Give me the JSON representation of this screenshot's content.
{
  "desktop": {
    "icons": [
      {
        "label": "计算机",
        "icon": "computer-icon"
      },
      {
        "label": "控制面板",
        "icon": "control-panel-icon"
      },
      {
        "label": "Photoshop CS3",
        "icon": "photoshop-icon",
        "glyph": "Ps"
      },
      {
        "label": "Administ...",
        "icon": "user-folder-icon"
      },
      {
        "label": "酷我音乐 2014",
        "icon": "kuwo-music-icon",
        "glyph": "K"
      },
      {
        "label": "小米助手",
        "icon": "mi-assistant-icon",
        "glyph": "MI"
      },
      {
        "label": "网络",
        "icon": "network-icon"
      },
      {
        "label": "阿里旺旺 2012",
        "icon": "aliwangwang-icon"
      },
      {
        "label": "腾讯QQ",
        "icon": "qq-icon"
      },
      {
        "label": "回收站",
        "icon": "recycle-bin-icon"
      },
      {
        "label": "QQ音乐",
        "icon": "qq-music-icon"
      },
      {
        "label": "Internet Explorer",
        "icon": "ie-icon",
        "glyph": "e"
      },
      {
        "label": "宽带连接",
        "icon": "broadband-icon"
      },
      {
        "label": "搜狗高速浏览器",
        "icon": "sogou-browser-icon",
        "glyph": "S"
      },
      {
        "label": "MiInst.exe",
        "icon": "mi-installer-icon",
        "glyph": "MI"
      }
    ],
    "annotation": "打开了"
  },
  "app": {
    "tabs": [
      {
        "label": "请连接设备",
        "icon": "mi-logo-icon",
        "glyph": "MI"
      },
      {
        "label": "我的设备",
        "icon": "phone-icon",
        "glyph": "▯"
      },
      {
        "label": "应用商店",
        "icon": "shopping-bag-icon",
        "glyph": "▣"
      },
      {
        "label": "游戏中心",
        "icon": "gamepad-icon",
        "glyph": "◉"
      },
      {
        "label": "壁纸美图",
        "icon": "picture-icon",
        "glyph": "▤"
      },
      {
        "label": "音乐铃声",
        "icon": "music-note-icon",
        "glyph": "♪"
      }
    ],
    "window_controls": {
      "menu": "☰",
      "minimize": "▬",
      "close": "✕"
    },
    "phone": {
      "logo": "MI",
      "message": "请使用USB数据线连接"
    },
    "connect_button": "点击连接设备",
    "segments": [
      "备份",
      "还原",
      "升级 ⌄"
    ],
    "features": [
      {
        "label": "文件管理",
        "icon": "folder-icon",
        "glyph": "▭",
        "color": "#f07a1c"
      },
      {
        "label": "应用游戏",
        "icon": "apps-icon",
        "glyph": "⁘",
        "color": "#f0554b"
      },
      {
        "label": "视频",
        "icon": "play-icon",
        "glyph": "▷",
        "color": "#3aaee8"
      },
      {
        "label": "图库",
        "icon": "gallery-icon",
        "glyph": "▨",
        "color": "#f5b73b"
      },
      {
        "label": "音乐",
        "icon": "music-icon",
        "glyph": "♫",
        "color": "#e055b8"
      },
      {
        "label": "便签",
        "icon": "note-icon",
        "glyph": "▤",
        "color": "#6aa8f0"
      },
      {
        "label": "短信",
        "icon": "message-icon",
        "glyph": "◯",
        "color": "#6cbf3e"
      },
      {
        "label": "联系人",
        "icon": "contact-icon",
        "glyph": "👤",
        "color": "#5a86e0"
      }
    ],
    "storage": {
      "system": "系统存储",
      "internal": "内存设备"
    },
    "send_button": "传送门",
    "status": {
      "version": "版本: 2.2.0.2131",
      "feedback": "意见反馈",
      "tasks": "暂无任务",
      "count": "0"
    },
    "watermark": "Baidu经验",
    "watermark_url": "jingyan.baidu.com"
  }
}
- - -
* **The request**: Which lines in the listing above hold the word "message"? Show each of them.

* **Complete output**:
      "message": "请使用USB数据线连接"
        "icon": "message-icon",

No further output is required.